Instructions for the task:
Below are records to be output exactly, every one of them.

--- start of Provided records ---

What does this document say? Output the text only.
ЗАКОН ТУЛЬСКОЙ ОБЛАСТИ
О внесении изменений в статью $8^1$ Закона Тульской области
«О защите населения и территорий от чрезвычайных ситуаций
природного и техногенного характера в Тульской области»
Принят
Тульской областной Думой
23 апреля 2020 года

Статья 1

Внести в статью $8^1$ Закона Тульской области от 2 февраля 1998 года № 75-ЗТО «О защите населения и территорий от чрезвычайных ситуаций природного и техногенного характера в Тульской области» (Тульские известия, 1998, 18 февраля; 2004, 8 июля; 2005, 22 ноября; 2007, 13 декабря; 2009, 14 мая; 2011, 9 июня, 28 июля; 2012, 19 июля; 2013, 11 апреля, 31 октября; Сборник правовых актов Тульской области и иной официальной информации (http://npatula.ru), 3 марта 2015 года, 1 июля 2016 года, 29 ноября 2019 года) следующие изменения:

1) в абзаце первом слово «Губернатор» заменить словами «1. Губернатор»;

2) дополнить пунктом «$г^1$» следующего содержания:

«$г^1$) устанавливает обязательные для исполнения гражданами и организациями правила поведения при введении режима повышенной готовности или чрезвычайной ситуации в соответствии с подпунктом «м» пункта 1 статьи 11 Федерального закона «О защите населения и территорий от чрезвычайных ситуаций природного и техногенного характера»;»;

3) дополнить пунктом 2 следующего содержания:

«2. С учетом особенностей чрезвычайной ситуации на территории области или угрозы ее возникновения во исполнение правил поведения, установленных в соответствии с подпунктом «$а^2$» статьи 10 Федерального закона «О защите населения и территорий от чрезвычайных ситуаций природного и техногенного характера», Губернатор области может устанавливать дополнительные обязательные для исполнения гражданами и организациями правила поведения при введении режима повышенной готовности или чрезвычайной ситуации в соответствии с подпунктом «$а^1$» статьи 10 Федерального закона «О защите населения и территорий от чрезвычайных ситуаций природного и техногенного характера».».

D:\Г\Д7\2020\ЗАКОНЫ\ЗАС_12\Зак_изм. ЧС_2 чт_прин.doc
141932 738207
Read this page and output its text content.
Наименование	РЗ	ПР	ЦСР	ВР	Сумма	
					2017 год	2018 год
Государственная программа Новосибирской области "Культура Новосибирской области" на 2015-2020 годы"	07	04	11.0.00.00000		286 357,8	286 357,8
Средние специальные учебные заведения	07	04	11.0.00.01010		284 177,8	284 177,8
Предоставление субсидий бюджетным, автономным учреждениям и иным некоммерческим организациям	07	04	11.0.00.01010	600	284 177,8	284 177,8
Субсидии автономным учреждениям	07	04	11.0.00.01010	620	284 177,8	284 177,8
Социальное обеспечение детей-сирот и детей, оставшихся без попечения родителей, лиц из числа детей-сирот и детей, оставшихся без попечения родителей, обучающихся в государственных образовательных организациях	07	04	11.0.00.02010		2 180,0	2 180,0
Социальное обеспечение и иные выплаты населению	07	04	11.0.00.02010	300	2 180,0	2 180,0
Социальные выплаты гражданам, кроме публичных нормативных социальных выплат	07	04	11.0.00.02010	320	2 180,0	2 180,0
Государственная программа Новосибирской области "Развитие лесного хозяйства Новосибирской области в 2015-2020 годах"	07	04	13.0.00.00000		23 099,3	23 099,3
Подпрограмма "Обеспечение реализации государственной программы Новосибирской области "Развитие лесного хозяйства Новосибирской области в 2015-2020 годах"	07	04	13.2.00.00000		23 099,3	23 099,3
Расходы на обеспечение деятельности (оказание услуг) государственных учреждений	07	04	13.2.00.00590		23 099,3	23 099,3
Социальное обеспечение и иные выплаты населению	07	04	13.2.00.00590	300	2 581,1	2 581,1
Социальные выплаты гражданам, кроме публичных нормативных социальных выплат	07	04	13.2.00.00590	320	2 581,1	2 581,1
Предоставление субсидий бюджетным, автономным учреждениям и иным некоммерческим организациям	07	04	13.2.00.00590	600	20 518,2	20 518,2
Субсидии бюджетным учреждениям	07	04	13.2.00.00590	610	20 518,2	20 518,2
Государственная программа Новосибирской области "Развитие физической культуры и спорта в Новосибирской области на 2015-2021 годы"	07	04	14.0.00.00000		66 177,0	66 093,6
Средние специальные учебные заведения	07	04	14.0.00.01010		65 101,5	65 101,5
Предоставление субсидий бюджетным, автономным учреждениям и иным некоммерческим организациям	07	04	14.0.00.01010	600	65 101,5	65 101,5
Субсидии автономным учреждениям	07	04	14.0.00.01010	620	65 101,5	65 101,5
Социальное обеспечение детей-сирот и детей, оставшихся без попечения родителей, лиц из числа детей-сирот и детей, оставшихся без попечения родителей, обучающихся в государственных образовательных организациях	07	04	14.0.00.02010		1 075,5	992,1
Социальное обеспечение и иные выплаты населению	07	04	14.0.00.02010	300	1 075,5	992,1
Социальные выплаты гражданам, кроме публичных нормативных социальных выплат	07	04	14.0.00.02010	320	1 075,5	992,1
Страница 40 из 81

--- end of Provided records ---

Solution for this task:
What does this document say? Output the text only.
ЗАКОН ТУЛЬСКОЙ ОБЛАСТИ
О внесении изменений в статью $8^1$ Закона Тульской области
«О защите населения и территорий от чрезвычайных ситуаций
природного и техногенного характера в Тульской области»
Принят
Тульской областной Думой
23 апреля 2020 года

Статья 1

Внести в статью $8^1$ Закона Тульской области от 2 февраля 1998 года № 75-ЗТО «О защите населения и территорий от чрезвычайных ситуаций природного и техногенного характера в Тульской области» (Тульские известия, 1998, 18 февраля; 2004, 8 июля; 2005, 22 ноября; 2007, 13 декабря; 2009, 14 мая; 2011, 9 июня, 28 июля; 2012, 19 июля; 2013, 11 апреля, 31 октября; Сборник правовых актов Тульской области и иной официальной информации (http://npatula.ru), 3 марта 2015 года, 1 июля 2016 года, 29 ноября 2019 года) следующие изменения:

1) в абзаце первом слово «Губернатор» заменить словами «1. Губернатор»;

2) дополнить пунктом «$г^1$» следующего содержания:

«$г^1$) устанавливает обязательные для исполнения гражданами и организациями правила поведения при введении режима повышенной готовности или чрезвычайной ситуации в соответствии с подпунктом «м» пункта 1 статьи 11 Федерального закона «О защите населения и территорий от чрезвычайных ситуаций природного и техногенного характера»;»;

3) дополнить пунктом 2 следующего содержания:

«2. С учетом особенностей чрезвычайной ситуации на территории области или угрозы ее возникновения во исполнение правил поведения, установленных в соответствии с подпунктом «$а^2$» статьи 10 Федерального закона «О защите населения и территорий от чрезвычайных ситуаций природного и техногенного характера», Губернатор области может устанавливать дополнительные обязательные для исполнения гражданами и организациями правила поведения при введении режима повышенной готовности или чрезвычайной ситуации в соответствии с подпунктом «$а^1$» статьи 10 Федерального закона «О защите населения и территорий от чрезвычайных ситуаций природного и техногенного характера».».

D:\Г\Д7\2020\ЗАКОНЫ\ЗАС_12\Зак_изм. ЧС_2 чт_прин.doc
141932 738207
Read this page and output its text content.
Наименование	РЗ	ПР	ЦСР	ВР	Сумма	
					2017 год	2018 год
Государственная программа Новосибирской области "Культура Новосибирской области" на 2015-2020 годы"	07	04	11.0.00.00000		286 357,8	286 357,8
Средние специальные учебные заведения	07	04	11.0.00.01010		284 177,8	284 177,8
Предоставление субсидий бюджетным, автономным учреждениям и иным некоммерческим организациям	07	04	11.0.00.01010	600	284 177,8	284 177,8
Субсидии автономным учреждениям	07	04	11.0.00.01010	620	284 177,8	284 177,8
Социальное обеспечение детей-сирот и детей, оставшихся без попечения родителей, лиц из числа детей-сирот и детей, оставшихся без попечения родителей, обучающихся в государственных образовательных организациях	07	04	11.0.00.02010		2 180,0	2 180,0
Социальное обеспечение и иные выплаты населению	07	04	11.0.00.02010	300	2 180,0	2 180,0
Социальные выплаты гражданам, кроме публичных нормативных социальных выплат	07	04	11.0.00.02010	320	2 180,0	2 180,0
Государственная программа Новосибирской области "Развитие лесного хозяйства Новосибирской области в 2015-2020 годах"	07	04	13.0.00.00000		23 099,3	23 099,3
Подпрограмма "Обеспечение реализации государственной программы Новосибирской области "Развитие лесного хозяйства Новосибирской области в 2015-2020 годах"	07	04	13.2.00.00000		23 099,3	23 099,3
Расходы на обеспечение деятельности (оказание услуг) государственных учреждений	07	04	13.2.00.00590		23 099,3	23 099,3
Социальное обеспечение и иные выплаты населению	07	04	13.2.00.00590	300	2 581,1	2 581,1
Социальные выплаты гражданам, кроме публичных нормативных социальных выплат	07	04	13.2.00.00590	320	2 581,1	2 581,1
Предоставление субсидий бюджетным, автономным учреждениям и иным некоммерческим организациям	07	04	13.2.00.00590	600	20 518,2	20 518,2
Субсидии бюджетным учреждениям	07	04	13.2.00.00590	610	20 518,2	20 518,2
Государственная программа Новосибирской области "Развитие физической культуры и спорта в Новосибирской области на 2015-2021 годы"	07	04	14.0.00.00000		66 177,0	66 093,6
Средние специальные учебные заведения	07	04	14.0.00.01010		65 101,5	65 101,5
Предоставление субсидий бюджетным, автономным учреждениям и иным некоммерческим организациям	07	04	14.0.00.01010	600	65 101,5	65 101,5
Субсидии автономным учреждениям	07	04	14.0.00.01010	620	65 101,5	65 101,5
Социальное обеспечение детей-сирот и детей, оставшихся без попечения родителей, лиц из числа детей-сирот и детей, оставшихся без попечения родителей, обучающихся в государственных образовательных организациях	07	04	14.0.00.02010		1 075,5	992,1
Социальное обеспечение и иные выплаты населению	07	04	14.0.00.02010	300	1 075,5	992,1
Социальные выплаты гражданам, кроме публичных нормативных социальных выплат	07	04	14.0.00.02010	320	1 075,5	992,1
Страница 40 из 81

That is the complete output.